Read the lines that follow and tally those with the word "数据来源"; give the number and nothing else.

--------

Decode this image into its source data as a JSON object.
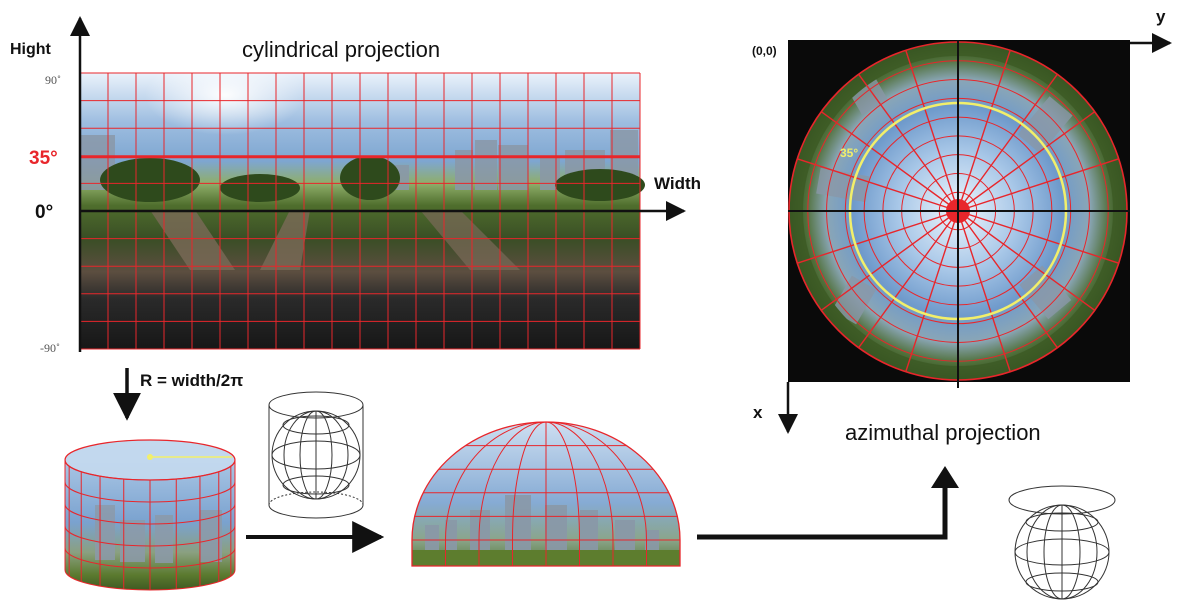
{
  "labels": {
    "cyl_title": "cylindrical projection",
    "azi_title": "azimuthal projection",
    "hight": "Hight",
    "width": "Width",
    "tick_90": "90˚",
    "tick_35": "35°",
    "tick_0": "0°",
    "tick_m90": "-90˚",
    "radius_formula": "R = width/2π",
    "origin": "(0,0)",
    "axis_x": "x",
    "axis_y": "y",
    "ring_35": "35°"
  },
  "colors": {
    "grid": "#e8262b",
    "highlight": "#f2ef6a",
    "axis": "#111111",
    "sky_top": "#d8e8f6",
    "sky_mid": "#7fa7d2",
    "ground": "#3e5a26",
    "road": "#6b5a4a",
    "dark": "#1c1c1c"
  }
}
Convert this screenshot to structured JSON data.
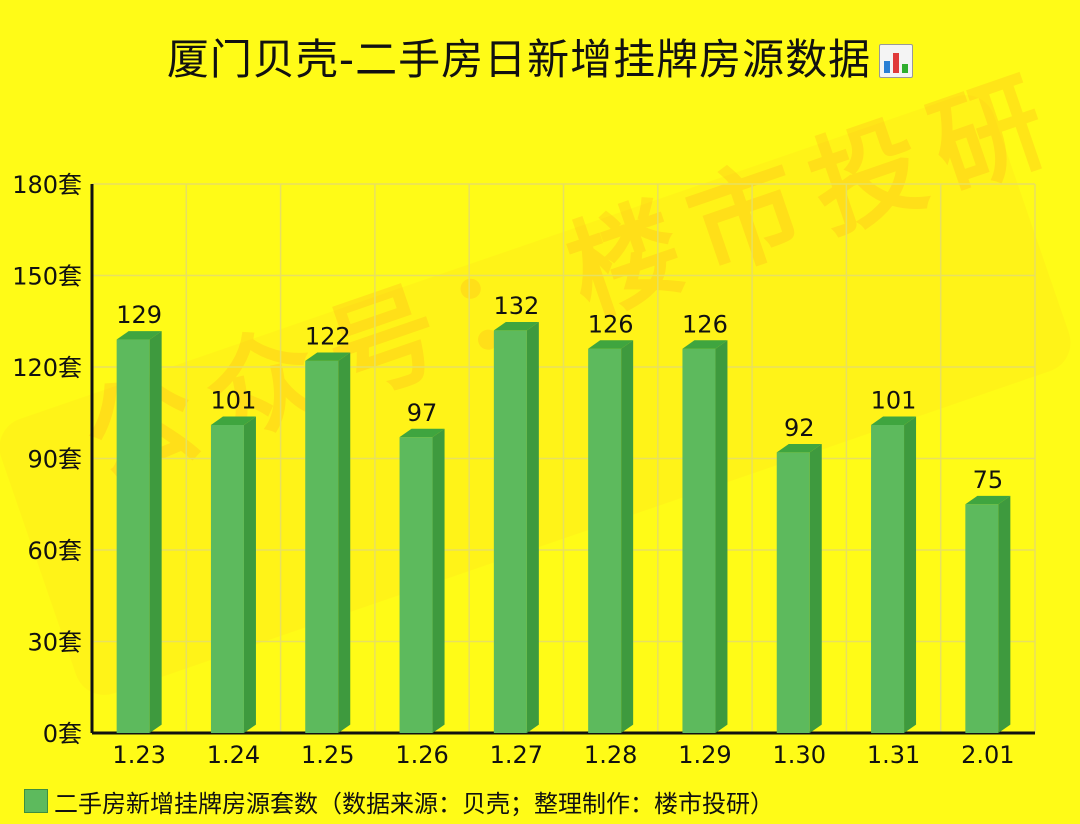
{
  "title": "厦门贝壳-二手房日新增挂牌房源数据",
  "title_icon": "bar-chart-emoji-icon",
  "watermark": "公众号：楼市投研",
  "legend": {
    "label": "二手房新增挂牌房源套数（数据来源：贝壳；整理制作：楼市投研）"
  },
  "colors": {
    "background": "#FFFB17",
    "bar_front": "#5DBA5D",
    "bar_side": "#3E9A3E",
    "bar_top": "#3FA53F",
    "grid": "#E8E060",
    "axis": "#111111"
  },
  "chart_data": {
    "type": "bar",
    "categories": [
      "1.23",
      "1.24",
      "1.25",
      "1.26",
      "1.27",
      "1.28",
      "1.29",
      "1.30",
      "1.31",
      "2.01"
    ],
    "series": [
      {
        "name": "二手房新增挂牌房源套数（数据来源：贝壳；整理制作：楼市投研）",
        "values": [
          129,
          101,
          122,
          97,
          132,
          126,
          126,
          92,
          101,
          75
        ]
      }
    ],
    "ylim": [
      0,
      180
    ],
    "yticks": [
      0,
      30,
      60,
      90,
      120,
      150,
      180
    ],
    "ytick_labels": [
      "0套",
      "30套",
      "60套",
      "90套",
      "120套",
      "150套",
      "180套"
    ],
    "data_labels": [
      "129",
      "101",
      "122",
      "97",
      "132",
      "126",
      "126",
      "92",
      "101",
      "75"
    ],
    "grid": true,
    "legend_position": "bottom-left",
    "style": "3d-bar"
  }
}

--------

FINISHED TASK:
2